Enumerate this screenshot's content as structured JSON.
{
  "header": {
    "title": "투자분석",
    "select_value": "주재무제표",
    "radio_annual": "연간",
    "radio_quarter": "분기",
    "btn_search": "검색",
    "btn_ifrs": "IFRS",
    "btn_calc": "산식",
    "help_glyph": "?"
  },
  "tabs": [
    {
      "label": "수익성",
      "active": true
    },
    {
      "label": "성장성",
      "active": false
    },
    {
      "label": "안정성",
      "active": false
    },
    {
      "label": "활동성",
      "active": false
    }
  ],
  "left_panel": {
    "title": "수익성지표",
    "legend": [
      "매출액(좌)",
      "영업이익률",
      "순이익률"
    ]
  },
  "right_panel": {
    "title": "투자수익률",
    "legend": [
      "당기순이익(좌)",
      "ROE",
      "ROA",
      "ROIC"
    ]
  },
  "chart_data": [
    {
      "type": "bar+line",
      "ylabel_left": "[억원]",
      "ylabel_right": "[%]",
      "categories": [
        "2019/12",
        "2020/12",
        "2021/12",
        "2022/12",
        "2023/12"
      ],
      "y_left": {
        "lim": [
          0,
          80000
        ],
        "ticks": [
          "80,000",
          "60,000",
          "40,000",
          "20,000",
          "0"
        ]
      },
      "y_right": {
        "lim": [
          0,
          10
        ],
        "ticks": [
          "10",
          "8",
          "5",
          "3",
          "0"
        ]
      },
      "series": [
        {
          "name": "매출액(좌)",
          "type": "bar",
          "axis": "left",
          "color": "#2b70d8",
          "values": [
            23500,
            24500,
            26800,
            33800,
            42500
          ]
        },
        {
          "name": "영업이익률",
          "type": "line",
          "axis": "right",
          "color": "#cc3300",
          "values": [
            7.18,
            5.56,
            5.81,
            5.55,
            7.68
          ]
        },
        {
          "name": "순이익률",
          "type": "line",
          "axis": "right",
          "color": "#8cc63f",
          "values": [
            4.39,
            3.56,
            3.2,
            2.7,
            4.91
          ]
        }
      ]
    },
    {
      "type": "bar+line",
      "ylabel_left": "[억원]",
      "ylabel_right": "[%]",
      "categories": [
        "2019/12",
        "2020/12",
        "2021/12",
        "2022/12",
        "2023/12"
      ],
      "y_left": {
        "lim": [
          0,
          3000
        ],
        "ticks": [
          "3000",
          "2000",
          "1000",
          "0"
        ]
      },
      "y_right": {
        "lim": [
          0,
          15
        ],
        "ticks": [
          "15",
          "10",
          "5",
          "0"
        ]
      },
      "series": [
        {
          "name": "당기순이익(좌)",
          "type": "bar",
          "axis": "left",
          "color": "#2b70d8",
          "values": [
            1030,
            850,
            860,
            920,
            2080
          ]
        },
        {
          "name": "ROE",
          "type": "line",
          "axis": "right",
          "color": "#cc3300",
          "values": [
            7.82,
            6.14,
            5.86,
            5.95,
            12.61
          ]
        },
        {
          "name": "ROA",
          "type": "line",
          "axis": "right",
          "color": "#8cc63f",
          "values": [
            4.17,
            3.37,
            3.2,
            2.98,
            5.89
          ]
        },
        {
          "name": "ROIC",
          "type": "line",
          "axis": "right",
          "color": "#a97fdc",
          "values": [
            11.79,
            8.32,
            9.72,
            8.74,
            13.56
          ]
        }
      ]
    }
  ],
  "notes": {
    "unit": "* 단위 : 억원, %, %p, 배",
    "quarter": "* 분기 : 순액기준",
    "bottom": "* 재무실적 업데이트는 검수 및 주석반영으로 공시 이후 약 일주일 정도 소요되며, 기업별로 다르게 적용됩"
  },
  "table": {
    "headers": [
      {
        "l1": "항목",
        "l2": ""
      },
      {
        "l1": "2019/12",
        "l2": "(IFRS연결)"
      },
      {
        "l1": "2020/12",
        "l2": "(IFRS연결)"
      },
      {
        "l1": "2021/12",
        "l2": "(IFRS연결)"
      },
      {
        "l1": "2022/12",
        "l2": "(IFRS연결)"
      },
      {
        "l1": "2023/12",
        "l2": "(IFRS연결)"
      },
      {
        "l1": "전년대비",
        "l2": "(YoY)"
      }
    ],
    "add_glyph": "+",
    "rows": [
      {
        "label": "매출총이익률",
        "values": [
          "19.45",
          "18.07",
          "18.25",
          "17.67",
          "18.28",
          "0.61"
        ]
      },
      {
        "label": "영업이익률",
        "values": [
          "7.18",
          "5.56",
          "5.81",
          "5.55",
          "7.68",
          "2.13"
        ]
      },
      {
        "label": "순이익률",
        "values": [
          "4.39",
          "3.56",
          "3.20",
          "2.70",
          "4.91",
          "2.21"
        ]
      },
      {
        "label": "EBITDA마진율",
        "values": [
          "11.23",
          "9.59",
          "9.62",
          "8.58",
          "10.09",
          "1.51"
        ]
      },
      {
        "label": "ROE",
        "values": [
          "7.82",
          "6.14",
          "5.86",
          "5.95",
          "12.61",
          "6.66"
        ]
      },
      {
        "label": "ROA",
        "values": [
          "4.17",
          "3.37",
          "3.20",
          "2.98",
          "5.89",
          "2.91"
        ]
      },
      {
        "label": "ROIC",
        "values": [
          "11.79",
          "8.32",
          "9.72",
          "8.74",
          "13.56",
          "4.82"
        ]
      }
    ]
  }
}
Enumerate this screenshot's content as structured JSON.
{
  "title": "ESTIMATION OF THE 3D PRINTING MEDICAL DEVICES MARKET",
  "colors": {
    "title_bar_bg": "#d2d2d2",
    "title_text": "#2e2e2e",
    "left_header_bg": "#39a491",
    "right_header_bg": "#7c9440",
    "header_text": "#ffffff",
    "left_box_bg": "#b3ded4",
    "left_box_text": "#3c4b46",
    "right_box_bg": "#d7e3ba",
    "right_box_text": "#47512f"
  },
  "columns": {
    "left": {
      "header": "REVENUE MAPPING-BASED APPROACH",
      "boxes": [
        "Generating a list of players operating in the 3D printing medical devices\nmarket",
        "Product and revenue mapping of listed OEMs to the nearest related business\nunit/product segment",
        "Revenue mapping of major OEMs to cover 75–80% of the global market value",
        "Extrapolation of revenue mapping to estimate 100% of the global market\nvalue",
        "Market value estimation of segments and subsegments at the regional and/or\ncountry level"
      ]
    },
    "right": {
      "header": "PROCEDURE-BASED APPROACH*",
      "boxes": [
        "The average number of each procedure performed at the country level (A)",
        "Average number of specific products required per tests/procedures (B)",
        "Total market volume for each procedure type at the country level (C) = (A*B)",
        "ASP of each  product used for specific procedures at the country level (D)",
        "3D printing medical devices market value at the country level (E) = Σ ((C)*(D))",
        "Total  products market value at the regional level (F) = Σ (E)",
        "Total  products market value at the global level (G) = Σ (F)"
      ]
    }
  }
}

#####

▶ What the task requires: Output all of the data again, exactly.

▶ Response to the exercise:
Enumerate this screenshot's content as structured JSON.
{
  "header": {
    "title": "투자분석",
    "select_value": "주재무제표",
    "radio_annual": "연간",
    "radio_quarter": "분기",
    "btn_search": "검색",
    "btn_ifrs": "IFRS",
    "btn_calc": "산식",
    "help_glyph": "?"
  },
  "tabs": [
    {
      "label": "수익성",
      "active": true
    },
    {
      "label": "성장성",
      "active": false
    },
    {
      "label": "안정성",
      "active": false
    },
    {
      "label": "활동성",
      "active": false
    }
  ],
  "left_panel": {
    "title": "수익성지표",
    "legend": [
      "매출액(좌)",
      "영업이익률",
      "순이익률"
    ]
  },
  "right_panel": {
    "title": "투자수익률",
    "legend": [
      "당기순이익(좌)",
      "ROE",
      "ROA",
      "ROIC"
    ]
  },
  "chart_data": [
    {
      "type": "bar+line",
      "ylabel_left": "[억원]",
      "ylabel_right": "[%]",
      "categories": [
        "2019/12",
        "2020/12",
        "2021/12",
        "2022/12",
        "2023/12"
      ],
      "y_left": {
        "lim": [
          0,
          80000
        ],
        "ticks": [
          "80,000",
          "60,000",
          "40,000",
          "20,000",
          "0"
        ]
      },
      "y_right": {
        "lim": [
          0,
          10
        ],
        "ticks": [
          "10",
          "8",
          "5",
          "3",
          "0"
        ]
      },
      "series": [
        {
          "name": "매출액(좌)",
          "type": "bar",
          "axis": "left",
          "color": "#2b70d8",
          "values": [
            23500,
            24500,
            26800,
            33800,
            42500
          ]
        },
        {
          "name": "영업이익률",
          "type": "line",
          "axis": "right",
          "color": "#cc3300",
          "values": [
            7.18,
            5.56,
            5.81,
            5.55,
            7.68
          ]
        },
        {
          "name": "순이익률",
          "type": "line",
          "axis": "right",
          "color": "#8cc63f",
          "values": [
            4.39,
            3.56,
            3.2,
            2.7,
            4.91
          ]
        }
      ]
    },
    {
      "type": "bar+line",
      "ylabel_left": "[억원]",
      "ylabel_right": "[%]",
      "categories": [
        "2019/12",
        "2020/12",
        "2021/12",
        "2022/12",
        "2023/12"
      ],
      "y_left": {
        "lim": [
          0,
          3000
        ],
        "ticks": [
          "3000",
          "2000",
          "1000",
          "0"
        ]
      },
      "y_right": {
        "lim": [
          0,
          15
        ],
        "ticks": [
          "15",
          "10",
          "5",
          "0"
        ]
      },
      "series": [
        {
          "name": "당기순이익(좌)",
          "type": "bar",
          "axis": "left",
          "color": "#2b70d8",
          "values": [
            1030,
            850,
            860,
            920,
            2080
          ]
        },
        {
          "name": "ROE",
          "type": "line",
          "axis": "right",
          "color": "#cc3300",
          "values": [
            7.82,
            6.14,
            5.86,
            5.95,
            12.61
          ]
        },
        {
          "name": "ROA",
          "type": "line",
          "axis": "right",
          "color": "#8cc63f",
          "values": [
            4.17,
            3.37,
            3.2,
            2.98,
            5.89
          ]
        },
        {
          "name": "ROIC",
          "type": "line",
          "axis": "right",
          "color": "#a97fdc",
          "values": [
            11.79,
            8.32,
            9.72,
            8.74,
            13.56
          ]
        }
      ]
    }
  ],
  "notes": {
    "unit": "* 단위 : 억원, %, %p, 배",
    "quarter": "* 분기 : 순액기준",
    "bottom": "* 재무실적 업데이트는 검수 및 주석반영으로 공시 이후 약 일주일 정도 소요되며, 기업별로 다르게 적용됩"
  },
  "table": {
    "headers": [
      {
        "l1": "항목",
        "l2": ""
      },
      {
        "l1": "2019/12",
        "l2": "(IFRS연결)"
      },
      {
        "l1": "2020/12",
        "l2": "(IFRS연결)"
      },
      {
        "l1": "2021/12",
        "l2": "(IFRS연결)"
      },
      {
        "l1": "2022/12",
        "l2": "(IFRS연결)"
      },
      {
        "l1": "2023/12",
        "l2": "(IFRS연결)"
      },
      {
        "l1": "전년대비",
        "l2": "(YoY)"
      }
    ],
    "add_glyph": "+",
    "rows": [
      {
        "label": "매출총이익률",
        "values": [
          "19.45",
          "18.07",
          "18.25",
          "17.67",
          "18.28",
          "0.61"
        ]
      },
      {
        "label": "영업이익률",
        "values": [
          "7.18",
          "5.56",
          "5.81",
          "5.55",
          "7.68",
          "2.13"
        ]
      },
      {
        "label": "순이익률",
        "values": [
          "4.39",
          "3.56",
          "3.20",
          "2.70",
          "4.91",
          "2.21"
        ]
      },
      {
        "label": "EBITDA마진율",
        "values": [
          "11.23",
          "9.59",
          "9.62",
          "8.58",
          "10.09",
          "1.51"
        ]
      },
      {
        "label": "ROE",
        "values": [
          "7.82",
          "6.14",
          "5.86",
          "5.95",
          "12.61",
          "6.66"
        ]
      },
      {
        "label": "ROA",
        "values": [
          "4.17",
          "3.37",
          "3.20",
          "2.98",
          "5.89",
          "2.91"
        ]
      },
      {
        "label": "ROIC",
        "values": [
          "11.79",
          "8.32",
          "9.72",
          "8.74",
          "13.56",
          "4.82"
        ]
      }
    ]
  }
}
Enumerate this screenshot's content as structured JSON.
{
  "title": "ESTIMATION OF THE 3D PRINTING MEDICAL DEVICES MARKET",
  "colors": {
    "title_bar_bg": "#d2d2d2",
    "title_text": "#2e2e2e",
    "left_header_bg": "#39a491",
    "right_header_bg": "#7c9440",
    "header_text": "#ffffff",
    "left_box_bg": "#b3ded4",
    "left_box_text": "#3c4b46",
    "right_box_bg": "#d7e3ba",
    "right_box_text": "#47512f"
  },
  "columns": {
    "left": {
      "header": "REVENUE MAPPING-BASED APPROACH",
      "boxes": [
        "Generating a list of players operating in the 3D printing medical devices\nmarket",
        "Product and revenue mapping of listed OEMs to the nearest related business\nunit/product segment",
        "Revenue mapping of major OEMs to cover 75–80% of the global market value",
        "Extrapolation of revenue mapping to estimate 100% of the global market\nvalue",
        "Market value estimation of segments and subsegments at the regional and/or\ncountry level"
      ]
    },
    "right": {
      "header": "PROCEDURE-BASED APPROACH*",
      "boxes": [
        "The average number of each procedure performed at the country level (A)",
        "Average number of specific products required per tests/procedures (B)",
        "Total market volume for each procedure type at the country level (C) = (A*B)",
        "ASP of each  product used for specific procedures at the country level (D)",
        "3D printing medical devices market value at the country level (E) = Σ ((C)*(D))",
        "Total  products market value at the regional level (F) = Σ (E)",
        "Total  products market value at the global level (G) = Σ (F)"
      ]
    }
  }
}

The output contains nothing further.